-- start of Extracted information --

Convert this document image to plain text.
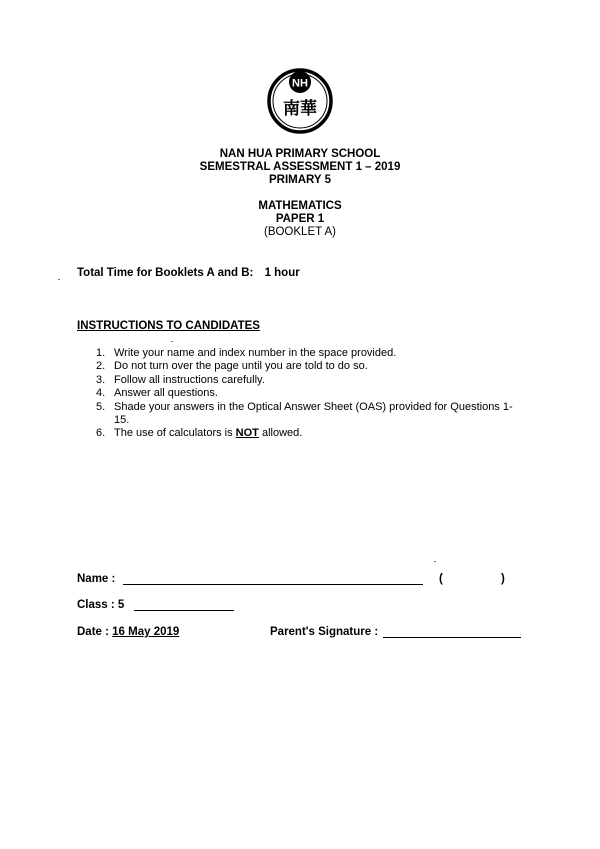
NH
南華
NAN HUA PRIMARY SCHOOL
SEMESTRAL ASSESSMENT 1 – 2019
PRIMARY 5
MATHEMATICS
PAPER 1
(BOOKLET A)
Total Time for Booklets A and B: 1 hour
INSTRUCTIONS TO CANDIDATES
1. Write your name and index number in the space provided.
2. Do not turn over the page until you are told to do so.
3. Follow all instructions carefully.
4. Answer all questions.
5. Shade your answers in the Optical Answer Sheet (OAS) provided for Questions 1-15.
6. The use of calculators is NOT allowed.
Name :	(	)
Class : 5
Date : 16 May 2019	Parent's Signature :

-- end of Extracted information --
-- start of Extracted information --

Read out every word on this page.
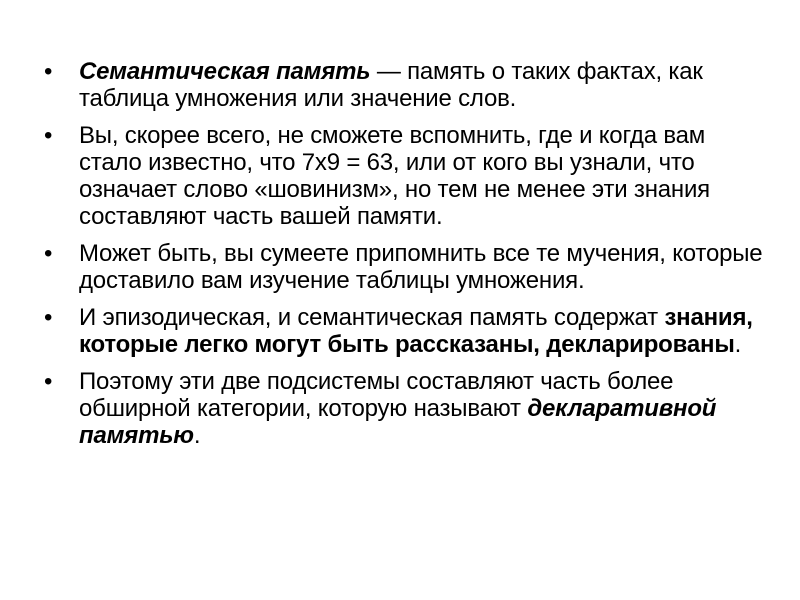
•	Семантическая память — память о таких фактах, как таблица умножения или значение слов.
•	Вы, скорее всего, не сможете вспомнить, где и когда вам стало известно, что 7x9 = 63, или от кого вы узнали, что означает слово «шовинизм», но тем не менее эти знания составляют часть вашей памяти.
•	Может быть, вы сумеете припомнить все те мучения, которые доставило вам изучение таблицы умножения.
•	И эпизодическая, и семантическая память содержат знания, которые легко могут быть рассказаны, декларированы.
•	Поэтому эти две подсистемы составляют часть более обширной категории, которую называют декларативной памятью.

-- end of Extracted information --
-- start of Extracted information --

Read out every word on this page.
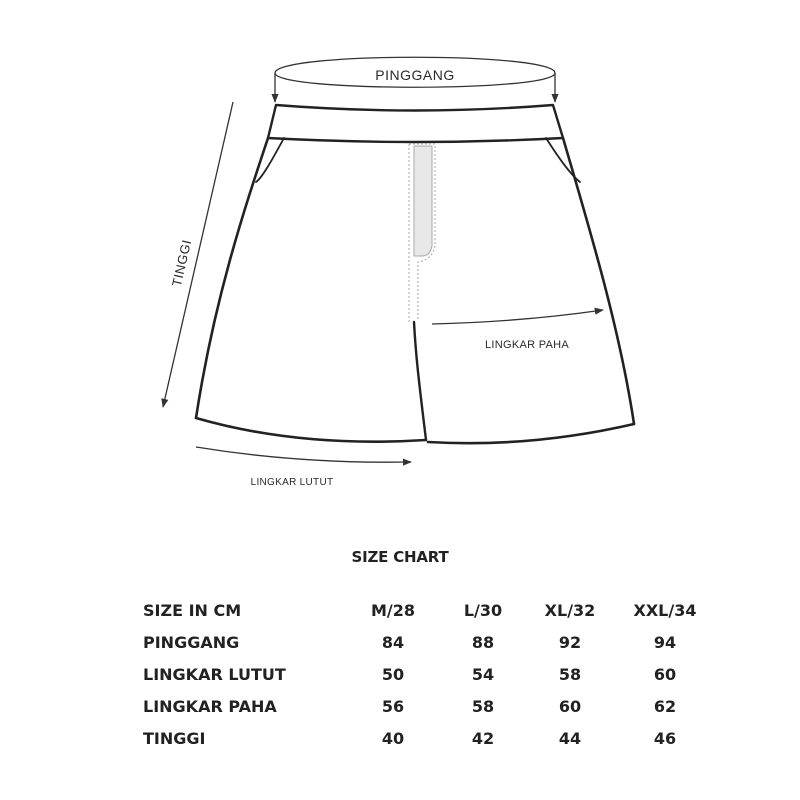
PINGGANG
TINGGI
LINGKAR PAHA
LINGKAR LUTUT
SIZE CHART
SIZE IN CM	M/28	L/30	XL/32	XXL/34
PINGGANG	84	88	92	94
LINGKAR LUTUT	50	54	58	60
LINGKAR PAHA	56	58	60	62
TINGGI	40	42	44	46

-- end of Extracted information --

> Task statement:
Copy each line of the listing that contains the string "your".

> Task response:
1. Write your name and index number in the space provided.
5. Shade your answers in the Optical Answer Sheet (OAS) provided for Questions 1-15.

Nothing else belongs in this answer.